**DOCUMENT SECTION:**
++++++++++

The target system C_BR advertises reachability to a set of networks as set of prefixes it directly connects to, due to its location in the network one of the advertised prefixes will covers the target system address.  Filter based Forwarding on the other-hand could be done via the management channel (static route, OpenFlow, etc.), or via the control-plane protocols. If forwarding action taken into the default (global) FIB, IP traffic received on any interface that matches the inserted route (i.e, the destinations is target system) would be re-designated and sent to Services Cluster .  Forwarding based selection and redirection applies more constrains on the selection rules.

Utilizing multiple FIB contexts and assignment to one or many inter-AS interfaces, allows limiting the redirection of traffic to that received on a limited specific set of inter-AS interface.

Forwarding based selection prohibits the use of source IP, L4 protocol or other L4 information as selection criteria.  In Addition, it limits the granularity of action taken to only: redirection or discard of selected traffic. Rate-limiting, shaping, QoS re-classification are not commonly available options across router vendors and products.

The main benefit of this method are:

  • Ability to use basic management and/or simple control-protocols to insert a route (e.g. Static, ISIS)
  • High scalability 100,000’s (modern high-end routers supports large FIB holding a few million routes)
  • Little if any performance impact at scale – routers are designed to perform LPM [Longest Prefix Match] lookup efficiently.

For this Solution Architecture specification, the Forwarding-based selection is recommended, the main criteria’s to making this decision are:

  • Traffic selection based on destination address only.
  • No performance degradation at scale.
  • No need for specialized protocol to install re-direction action.

As per assumptions made above [Assumptions] the Services Cluster is capable of exchanging BGP, thus it is used to insert the address (oust or prefix) of “target system”. It is assumed that Service Cluster is provided with the target address through a OOB management interface.Picture9.png

 

 

 

 

Figure 9 Redirection routing of target systems addresses

The Services Cluster, will not participate in IGP, as such the following is assumed:

  • eBGP session between Service Cluster and SC_PE will be established using “to_inspaction” interface addresses
  • Service Cluster is using the private ASN; all prefixes announced by the Service Cluster are marked by “no-export” community. In addition, marking will be done through a custom community which identify the path as coming from (particular) Service Cluster, is recommended.
  • SC_PE will mark NLRI [Network Layer Reachability Information] learned from the Services Cluster with high-value Local Preference attribute and re-advertise through iBGP cloud with BGP NH set to “self”.

Setting BGP NH to “Self”, enables traffic re-directed to the Service Cluster utilizing a MPLS LSP (LDP or RSVP signaled) to allow the crossing of the ISP backbone.

High Value Local Preference attribute, is needed only when the prefix length of the “target system” advertised by the Service Cluster and prefix length advertised by C_BR are equal in size. In this case LocPref secures that path from the Service Cluster is preferred and traffic will be redirected as expected to the Service Cluster.

++++++++++

**ENTRIES SHOWN:**
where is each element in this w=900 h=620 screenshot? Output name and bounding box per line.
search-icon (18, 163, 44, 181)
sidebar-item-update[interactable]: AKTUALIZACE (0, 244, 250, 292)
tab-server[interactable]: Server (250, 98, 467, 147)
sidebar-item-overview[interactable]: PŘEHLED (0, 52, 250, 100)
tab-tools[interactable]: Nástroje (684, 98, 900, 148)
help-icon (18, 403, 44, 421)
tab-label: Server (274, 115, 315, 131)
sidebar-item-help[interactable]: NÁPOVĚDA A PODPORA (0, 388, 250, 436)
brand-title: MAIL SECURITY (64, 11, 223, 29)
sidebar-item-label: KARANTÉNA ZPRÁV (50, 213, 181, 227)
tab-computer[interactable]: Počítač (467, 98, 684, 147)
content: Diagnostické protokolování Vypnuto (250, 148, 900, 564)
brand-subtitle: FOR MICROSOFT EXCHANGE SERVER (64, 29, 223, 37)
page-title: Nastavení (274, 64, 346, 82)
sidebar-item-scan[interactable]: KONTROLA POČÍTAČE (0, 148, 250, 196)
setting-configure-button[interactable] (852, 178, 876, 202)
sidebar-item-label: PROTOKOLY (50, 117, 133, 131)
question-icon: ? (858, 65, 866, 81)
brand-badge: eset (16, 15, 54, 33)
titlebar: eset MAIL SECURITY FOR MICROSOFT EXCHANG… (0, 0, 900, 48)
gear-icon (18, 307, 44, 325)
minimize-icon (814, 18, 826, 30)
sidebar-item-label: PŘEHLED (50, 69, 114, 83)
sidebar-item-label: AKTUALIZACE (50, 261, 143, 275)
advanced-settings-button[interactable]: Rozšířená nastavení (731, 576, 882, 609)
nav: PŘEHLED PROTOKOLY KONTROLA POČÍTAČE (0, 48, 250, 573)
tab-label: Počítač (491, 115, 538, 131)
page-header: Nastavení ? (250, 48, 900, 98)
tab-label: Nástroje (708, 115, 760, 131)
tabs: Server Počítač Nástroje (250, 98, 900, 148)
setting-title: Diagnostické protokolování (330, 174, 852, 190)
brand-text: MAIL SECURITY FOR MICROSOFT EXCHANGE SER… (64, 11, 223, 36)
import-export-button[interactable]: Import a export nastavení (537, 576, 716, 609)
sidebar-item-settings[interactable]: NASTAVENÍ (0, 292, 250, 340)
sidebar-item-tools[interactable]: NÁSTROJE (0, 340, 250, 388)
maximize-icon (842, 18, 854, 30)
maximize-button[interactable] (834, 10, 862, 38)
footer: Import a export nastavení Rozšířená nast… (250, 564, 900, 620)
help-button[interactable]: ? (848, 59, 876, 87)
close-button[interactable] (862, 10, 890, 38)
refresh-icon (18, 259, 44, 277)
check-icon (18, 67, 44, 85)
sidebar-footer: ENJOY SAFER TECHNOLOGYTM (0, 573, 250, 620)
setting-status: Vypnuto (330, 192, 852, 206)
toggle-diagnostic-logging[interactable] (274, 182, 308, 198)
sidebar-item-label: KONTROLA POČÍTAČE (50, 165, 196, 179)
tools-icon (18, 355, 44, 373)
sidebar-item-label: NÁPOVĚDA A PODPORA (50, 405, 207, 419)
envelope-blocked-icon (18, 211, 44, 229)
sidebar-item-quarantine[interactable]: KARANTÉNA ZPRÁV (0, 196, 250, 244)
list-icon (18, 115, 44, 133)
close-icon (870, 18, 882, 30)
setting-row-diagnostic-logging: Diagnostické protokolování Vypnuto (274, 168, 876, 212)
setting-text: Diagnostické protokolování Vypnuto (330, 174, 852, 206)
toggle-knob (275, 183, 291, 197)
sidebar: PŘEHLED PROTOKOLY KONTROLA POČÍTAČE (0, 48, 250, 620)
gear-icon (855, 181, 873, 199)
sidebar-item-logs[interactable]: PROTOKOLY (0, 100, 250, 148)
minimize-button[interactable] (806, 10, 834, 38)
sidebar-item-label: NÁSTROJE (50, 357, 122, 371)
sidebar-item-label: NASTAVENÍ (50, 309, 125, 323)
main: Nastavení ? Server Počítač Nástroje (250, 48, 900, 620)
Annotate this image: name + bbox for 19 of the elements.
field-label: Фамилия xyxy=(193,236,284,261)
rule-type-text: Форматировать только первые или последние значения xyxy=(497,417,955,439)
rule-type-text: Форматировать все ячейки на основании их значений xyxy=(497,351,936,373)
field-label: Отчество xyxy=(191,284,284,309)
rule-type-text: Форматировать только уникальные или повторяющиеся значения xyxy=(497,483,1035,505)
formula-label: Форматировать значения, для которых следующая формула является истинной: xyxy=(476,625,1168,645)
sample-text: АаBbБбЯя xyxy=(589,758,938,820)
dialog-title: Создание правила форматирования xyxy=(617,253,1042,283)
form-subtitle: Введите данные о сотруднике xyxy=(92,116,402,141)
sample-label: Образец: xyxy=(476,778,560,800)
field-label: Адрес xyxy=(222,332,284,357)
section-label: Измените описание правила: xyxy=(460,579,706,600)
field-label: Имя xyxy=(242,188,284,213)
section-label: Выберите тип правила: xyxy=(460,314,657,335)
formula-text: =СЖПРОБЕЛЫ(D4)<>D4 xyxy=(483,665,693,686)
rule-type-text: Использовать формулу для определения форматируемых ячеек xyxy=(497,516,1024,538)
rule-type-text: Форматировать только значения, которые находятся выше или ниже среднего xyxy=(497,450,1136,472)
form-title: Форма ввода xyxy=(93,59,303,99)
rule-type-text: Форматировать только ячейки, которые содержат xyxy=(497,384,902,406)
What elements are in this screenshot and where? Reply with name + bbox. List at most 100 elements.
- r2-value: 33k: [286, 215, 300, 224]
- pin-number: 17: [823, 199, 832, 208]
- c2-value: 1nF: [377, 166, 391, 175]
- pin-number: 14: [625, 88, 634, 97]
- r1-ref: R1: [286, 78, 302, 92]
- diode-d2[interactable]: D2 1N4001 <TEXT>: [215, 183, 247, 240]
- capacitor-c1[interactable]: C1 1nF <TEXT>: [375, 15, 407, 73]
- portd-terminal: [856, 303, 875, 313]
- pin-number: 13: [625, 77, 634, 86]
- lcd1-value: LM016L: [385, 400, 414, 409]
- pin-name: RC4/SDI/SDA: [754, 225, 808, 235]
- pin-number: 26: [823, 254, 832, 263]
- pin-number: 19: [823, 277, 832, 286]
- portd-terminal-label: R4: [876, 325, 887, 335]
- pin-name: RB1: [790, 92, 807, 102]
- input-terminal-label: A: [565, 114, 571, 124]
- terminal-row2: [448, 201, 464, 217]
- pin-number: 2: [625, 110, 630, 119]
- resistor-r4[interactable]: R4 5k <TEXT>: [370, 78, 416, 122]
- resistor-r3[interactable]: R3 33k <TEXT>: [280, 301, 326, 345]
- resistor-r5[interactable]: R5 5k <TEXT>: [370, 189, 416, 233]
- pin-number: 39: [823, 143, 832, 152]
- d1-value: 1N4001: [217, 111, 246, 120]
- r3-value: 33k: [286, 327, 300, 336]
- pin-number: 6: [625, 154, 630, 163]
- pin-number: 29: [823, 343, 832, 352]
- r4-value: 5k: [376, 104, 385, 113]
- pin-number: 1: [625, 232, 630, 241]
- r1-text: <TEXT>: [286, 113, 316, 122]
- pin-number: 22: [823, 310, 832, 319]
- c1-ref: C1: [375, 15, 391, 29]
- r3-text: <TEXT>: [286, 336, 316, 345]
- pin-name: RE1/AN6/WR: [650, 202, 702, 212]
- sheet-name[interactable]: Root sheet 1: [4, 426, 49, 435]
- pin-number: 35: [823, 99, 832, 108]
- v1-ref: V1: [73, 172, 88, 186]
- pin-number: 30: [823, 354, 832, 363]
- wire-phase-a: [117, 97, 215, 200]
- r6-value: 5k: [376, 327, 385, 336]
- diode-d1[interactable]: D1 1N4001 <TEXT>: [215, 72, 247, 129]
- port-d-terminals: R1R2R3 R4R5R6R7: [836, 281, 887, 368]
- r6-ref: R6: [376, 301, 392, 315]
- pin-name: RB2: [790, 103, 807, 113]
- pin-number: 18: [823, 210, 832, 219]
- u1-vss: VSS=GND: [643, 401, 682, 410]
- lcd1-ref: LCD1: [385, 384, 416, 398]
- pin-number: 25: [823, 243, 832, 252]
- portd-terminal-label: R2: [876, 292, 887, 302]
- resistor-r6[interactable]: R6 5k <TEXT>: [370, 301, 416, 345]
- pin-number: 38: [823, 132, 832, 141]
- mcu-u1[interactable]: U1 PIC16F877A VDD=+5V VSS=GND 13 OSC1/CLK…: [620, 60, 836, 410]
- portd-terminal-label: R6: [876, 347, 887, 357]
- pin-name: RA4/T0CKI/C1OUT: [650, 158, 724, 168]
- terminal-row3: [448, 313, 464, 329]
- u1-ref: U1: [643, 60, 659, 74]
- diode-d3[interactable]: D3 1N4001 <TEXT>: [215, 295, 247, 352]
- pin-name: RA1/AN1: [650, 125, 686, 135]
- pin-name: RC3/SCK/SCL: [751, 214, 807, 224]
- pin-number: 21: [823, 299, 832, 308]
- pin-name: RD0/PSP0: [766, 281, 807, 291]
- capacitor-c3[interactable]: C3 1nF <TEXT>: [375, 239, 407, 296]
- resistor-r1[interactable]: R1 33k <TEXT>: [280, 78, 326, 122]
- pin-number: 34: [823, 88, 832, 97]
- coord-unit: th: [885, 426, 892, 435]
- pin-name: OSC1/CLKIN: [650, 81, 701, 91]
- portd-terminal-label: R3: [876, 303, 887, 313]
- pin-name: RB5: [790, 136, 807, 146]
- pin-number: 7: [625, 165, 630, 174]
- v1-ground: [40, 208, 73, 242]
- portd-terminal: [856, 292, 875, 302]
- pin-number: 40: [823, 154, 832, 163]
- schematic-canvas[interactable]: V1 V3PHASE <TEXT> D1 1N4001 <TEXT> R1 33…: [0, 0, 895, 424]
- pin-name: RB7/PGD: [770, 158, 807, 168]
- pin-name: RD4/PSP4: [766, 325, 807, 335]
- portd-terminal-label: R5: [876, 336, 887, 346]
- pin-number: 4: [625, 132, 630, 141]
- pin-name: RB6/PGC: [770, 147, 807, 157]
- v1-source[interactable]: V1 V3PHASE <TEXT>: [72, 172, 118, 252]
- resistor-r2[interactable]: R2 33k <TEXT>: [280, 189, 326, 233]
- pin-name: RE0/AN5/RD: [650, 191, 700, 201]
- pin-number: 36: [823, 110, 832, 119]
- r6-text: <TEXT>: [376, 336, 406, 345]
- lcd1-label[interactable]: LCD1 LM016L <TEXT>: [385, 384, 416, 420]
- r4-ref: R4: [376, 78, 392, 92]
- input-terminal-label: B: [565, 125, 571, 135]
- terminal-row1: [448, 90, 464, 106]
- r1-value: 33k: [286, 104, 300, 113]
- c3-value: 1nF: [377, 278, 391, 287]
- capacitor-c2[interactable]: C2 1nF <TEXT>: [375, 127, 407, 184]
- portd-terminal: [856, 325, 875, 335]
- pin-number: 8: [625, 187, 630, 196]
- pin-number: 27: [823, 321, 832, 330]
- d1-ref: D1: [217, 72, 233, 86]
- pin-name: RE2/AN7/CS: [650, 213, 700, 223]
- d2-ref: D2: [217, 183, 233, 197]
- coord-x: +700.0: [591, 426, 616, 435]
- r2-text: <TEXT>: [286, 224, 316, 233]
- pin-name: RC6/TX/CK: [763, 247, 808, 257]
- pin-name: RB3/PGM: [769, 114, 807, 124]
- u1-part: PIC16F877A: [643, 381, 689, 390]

++++++++++

**WRITTEN REQUEST 1:**
Echo the traffic-redirection text word for word, beginning at the words "Utilizing multiple FIB" and stopping after "vendors and products.".
**WRITTEN REQUEST 2:**
Does the traffic-redirection text support each statement below? Answer yes or no for each, quoting the deciding words of the text. (a) Forwarding-based selection lets source IP serve as a selection criterion. (b) The Services Cluster uses a private ASN. (c) The high-value Local Preference attribute is needed only when the two advertised prefix lengths are equal.

**COMPLETE OUTPUT 1:**
Utilizing multiple FIB contexts and assignment to one or many inter-AS interfaces, allows limiting the redirection of traffic to that received on a limited specific set of inter-AS interface.

Forwarding based selection prohibits the use of source IP, L4 protocol or other L4 information as selection criteria.  In Addition, it limits the granularity of action taken to only: redirection or discard of selected traffic. Rate-limiting, shaping, QoS re-classification are not commonly available options across router vendors and products.

**COMPLETE OUTPUT 2:**
(a) No: "Forwarding based selection prohibits the use of source IP, L4 protocol or other L4 information as selection criteria."
(b) Yes: "Service Cluster is using the private ASN"
(c) Yes: "High Value Local Preference attribute, is needed only when the prefix length of the “target system” advertised by the Service Cluster and prefix length advertised by C_BR are equal in size."